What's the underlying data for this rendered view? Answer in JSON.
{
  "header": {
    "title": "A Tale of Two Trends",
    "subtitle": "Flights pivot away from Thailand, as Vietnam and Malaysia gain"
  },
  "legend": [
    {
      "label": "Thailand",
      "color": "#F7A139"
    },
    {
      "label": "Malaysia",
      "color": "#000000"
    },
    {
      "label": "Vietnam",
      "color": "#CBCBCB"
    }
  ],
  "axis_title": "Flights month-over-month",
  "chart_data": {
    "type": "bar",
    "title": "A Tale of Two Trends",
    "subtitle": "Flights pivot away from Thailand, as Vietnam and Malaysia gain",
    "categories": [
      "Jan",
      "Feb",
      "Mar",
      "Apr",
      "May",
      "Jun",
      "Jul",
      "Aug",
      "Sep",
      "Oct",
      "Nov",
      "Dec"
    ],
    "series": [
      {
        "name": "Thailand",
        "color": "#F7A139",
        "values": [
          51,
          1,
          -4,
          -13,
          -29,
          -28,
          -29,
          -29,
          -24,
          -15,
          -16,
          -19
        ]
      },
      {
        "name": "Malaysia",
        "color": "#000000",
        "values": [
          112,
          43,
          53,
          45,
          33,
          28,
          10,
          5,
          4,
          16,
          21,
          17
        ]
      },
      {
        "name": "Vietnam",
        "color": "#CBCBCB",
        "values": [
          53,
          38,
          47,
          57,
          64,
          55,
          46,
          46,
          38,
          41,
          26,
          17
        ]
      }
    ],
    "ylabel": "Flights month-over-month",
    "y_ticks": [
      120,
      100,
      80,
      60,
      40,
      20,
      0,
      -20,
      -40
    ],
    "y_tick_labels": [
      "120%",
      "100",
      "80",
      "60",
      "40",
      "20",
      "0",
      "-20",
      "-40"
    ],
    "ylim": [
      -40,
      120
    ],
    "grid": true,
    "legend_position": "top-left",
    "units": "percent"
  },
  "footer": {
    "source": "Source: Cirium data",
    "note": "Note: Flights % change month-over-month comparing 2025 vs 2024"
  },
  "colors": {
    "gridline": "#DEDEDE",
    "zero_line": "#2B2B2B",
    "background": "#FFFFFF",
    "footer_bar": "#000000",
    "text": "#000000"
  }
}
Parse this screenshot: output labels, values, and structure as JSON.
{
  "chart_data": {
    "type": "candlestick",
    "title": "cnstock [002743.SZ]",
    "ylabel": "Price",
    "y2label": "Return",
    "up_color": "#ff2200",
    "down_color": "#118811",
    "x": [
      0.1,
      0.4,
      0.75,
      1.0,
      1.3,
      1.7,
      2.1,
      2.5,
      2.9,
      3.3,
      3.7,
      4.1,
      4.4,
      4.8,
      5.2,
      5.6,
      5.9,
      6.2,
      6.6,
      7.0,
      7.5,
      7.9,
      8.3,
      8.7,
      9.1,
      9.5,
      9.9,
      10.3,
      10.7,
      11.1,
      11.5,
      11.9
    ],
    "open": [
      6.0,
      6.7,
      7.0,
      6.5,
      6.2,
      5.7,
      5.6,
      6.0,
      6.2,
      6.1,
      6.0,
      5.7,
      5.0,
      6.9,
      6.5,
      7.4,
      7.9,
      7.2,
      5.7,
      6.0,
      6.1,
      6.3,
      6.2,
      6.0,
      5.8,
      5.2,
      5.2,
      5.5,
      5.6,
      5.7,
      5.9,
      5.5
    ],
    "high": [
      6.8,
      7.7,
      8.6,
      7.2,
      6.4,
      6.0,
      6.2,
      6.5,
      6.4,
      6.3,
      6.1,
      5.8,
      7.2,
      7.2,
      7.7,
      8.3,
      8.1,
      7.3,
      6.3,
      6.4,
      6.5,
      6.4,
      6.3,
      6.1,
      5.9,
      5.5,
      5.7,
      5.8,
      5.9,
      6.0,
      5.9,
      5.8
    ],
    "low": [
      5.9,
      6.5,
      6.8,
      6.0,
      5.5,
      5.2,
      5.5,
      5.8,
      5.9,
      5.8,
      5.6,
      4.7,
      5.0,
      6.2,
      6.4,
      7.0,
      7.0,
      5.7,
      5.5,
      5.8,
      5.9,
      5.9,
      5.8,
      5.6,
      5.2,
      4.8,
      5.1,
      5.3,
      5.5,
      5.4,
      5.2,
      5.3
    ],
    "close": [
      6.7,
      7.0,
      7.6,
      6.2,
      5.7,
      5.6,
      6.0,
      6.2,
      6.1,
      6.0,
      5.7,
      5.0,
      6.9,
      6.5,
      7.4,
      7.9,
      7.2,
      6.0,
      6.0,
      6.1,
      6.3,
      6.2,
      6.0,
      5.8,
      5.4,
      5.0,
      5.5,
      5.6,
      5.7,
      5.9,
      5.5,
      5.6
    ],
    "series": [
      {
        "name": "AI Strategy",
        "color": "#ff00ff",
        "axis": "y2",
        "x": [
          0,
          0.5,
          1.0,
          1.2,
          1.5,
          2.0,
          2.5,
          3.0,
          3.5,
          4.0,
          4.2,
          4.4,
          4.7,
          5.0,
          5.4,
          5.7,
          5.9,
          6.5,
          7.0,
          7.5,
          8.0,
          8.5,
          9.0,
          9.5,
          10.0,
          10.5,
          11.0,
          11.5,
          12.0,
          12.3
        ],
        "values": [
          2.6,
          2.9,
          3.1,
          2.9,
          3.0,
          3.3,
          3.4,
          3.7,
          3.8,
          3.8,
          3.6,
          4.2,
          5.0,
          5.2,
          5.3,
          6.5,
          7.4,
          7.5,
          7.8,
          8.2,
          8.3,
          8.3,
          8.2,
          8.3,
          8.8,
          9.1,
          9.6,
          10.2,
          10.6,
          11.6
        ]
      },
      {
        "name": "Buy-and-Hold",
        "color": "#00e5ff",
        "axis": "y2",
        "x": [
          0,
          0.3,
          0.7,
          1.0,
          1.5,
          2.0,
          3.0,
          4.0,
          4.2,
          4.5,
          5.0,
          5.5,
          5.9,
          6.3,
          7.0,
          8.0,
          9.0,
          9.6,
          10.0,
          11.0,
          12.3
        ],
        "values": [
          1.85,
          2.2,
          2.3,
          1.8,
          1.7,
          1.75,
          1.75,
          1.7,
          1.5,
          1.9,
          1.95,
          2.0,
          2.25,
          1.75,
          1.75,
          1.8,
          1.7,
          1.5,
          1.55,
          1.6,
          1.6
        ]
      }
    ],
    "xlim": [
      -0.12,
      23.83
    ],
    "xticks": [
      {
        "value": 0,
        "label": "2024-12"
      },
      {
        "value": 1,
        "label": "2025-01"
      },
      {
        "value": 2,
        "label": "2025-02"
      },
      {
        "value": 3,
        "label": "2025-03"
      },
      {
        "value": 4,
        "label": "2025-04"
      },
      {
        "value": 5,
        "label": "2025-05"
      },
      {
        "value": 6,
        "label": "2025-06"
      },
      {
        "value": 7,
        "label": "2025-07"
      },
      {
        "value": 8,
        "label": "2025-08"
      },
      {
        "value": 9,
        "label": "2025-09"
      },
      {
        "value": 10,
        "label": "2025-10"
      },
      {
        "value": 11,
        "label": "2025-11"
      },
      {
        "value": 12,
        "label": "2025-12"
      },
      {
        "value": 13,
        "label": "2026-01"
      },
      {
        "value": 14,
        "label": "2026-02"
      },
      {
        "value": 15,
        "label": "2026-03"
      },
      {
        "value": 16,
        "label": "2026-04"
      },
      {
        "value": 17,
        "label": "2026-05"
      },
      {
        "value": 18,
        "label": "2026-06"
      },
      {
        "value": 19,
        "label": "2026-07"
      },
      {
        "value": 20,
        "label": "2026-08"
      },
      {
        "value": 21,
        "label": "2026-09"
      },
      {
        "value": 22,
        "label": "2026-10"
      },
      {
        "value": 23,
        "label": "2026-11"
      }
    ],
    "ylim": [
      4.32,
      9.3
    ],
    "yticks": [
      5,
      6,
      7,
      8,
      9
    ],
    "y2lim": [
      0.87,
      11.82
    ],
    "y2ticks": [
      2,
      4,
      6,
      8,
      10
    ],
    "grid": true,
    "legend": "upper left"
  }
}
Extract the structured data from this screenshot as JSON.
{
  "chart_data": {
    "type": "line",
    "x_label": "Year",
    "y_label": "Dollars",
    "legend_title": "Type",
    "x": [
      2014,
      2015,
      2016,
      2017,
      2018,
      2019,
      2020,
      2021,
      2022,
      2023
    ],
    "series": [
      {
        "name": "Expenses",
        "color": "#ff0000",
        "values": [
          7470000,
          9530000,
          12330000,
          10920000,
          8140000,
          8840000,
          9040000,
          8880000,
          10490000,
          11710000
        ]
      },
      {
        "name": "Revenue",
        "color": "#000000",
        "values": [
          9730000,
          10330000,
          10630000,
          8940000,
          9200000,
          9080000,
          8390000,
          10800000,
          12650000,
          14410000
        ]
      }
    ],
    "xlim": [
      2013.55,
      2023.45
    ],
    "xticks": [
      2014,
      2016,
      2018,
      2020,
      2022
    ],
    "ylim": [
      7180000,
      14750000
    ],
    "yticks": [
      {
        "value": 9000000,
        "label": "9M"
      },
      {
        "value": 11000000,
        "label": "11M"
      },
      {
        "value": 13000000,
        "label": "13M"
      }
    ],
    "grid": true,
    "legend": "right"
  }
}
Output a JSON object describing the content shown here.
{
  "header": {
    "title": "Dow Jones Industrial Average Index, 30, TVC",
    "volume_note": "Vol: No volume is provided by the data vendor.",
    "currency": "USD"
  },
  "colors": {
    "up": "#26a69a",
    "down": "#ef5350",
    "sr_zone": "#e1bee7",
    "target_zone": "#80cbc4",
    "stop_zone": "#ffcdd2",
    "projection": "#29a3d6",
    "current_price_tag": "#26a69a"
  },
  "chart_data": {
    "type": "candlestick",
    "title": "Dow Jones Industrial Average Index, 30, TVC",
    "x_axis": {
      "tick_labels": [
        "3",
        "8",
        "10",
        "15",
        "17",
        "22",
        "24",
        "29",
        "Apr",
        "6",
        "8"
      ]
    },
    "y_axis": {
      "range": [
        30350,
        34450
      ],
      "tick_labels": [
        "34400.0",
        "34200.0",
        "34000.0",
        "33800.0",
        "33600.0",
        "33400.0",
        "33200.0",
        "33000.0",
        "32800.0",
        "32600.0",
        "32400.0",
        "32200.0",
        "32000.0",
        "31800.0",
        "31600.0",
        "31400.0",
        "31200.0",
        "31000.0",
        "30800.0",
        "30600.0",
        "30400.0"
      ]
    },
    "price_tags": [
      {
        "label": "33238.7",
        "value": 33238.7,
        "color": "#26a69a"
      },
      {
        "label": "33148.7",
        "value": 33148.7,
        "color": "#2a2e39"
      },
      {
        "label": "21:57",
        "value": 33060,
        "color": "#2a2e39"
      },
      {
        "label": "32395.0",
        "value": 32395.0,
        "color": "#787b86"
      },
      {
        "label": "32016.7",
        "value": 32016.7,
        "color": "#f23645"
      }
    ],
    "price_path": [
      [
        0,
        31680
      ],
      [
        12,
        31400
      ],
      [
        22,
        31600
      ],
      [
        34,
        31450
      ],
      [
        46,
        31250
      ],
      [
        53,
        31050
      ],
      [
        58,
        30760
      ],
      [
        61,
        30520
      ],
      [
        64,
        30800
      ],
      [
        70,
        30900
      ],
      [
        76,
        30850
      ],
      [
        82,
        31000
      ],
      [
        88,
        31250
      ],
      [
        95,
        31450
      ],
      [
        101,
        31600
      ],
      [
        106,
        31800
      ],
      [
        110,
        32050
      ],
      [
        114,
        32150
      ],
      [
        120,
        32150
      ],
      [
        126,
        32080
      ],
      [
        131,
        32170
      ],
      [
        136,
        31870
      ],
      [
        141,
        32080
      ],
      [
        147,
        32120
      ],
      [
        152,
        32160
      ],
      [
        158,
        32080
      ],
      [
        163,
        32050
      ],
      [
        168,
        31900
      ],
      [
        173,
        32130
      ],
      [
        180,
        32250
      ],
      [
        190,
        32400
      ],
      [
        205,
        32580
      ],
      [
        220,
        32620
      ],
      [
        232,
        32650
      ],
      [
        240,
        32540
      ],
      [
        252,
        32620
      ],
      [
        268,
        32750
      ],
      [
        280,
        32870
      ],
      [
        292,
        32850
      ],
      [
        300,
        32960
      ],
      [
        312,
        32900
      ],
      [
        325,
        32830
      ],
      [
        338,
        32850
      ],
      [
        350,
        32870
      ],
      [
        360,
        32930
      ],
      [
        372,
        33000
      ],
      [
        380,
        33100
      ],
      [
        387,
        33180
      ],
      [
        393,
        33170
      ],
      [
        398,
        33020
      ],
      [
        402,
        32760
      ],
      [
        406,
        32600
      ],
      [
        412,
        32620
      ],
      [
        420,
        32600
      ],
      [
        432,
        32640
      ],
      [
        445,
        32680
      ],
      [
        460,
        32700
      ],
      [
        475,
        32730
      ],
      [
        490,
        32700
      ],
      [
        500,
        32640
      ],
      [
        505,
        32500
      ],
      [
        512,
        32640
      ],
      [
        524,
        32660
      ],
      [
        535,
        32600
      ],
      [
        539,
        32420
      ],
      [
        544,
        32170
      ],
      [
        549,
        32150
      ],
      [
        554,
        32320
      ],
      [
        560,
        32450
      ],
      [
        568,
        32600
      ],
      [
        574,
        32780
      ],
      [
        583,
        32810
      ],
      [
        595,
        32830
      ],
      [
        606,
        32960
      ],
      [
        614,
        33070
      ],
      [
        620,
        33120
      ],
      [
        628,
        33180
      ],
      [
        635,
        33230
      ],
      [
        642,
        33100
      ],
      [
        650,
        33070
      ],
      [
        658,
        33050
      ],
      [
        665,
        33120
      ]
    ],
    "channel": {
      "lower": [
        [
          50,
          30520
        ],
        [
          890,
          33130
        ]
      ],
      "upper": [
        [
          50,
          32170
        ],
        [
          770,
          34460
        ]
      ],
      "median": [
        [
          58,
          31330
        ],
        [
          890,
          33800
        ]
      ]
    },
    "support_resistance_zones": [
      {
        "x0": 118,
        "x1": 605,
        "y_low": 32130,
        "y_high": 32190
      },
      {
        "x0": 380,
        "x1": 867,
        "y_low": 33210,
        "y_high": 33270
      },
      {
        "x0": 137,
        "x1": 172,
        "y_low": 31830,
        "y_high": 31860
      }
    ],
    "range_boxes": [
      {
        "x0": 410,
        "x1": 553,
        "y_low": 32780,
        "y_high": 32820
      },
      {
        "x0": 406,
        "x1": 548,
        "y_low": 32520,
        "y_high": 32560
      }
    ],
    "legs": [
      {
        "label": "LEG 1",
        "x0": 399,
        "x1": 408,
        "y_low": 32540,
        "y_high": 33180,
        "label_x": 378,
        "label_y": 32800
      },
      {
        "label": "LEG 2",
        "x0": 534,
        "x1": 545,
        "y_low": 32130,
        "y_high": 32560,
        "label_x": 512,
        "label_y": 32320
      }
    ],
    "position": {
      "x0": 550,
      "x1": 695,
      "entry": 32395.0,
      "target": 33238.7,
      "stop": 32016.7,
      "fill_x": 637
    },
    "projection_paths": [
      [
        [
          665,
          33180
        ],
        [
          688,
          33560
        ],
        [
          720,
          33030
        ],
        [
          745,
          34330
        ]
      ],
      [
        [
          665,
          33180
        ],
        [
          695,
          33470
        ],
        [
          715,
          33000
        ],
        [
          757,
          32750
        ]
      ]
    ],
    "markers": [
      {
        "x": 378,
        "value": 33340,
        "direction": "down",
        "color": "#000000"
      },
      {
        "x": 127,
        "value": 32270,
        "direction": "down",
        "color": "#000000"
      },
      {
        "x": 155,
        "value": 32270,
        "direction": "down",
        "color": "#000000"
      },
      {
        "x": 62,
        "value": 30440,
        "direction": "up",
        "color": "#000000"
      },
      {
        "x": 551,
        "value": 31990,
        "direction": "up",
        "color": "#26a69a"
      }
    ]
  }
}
□ □ □ □
== Written exercise ==
List every line above containing the word "name".

== Written reply ==
        "name": "Thailand",
        "name": "Malaysia",
        "name": "Vietnam",
        "name": "AI Strategy",
        "name": "Buy-and-Hold",
        "name": "Expenses",
        "name": "Revenue",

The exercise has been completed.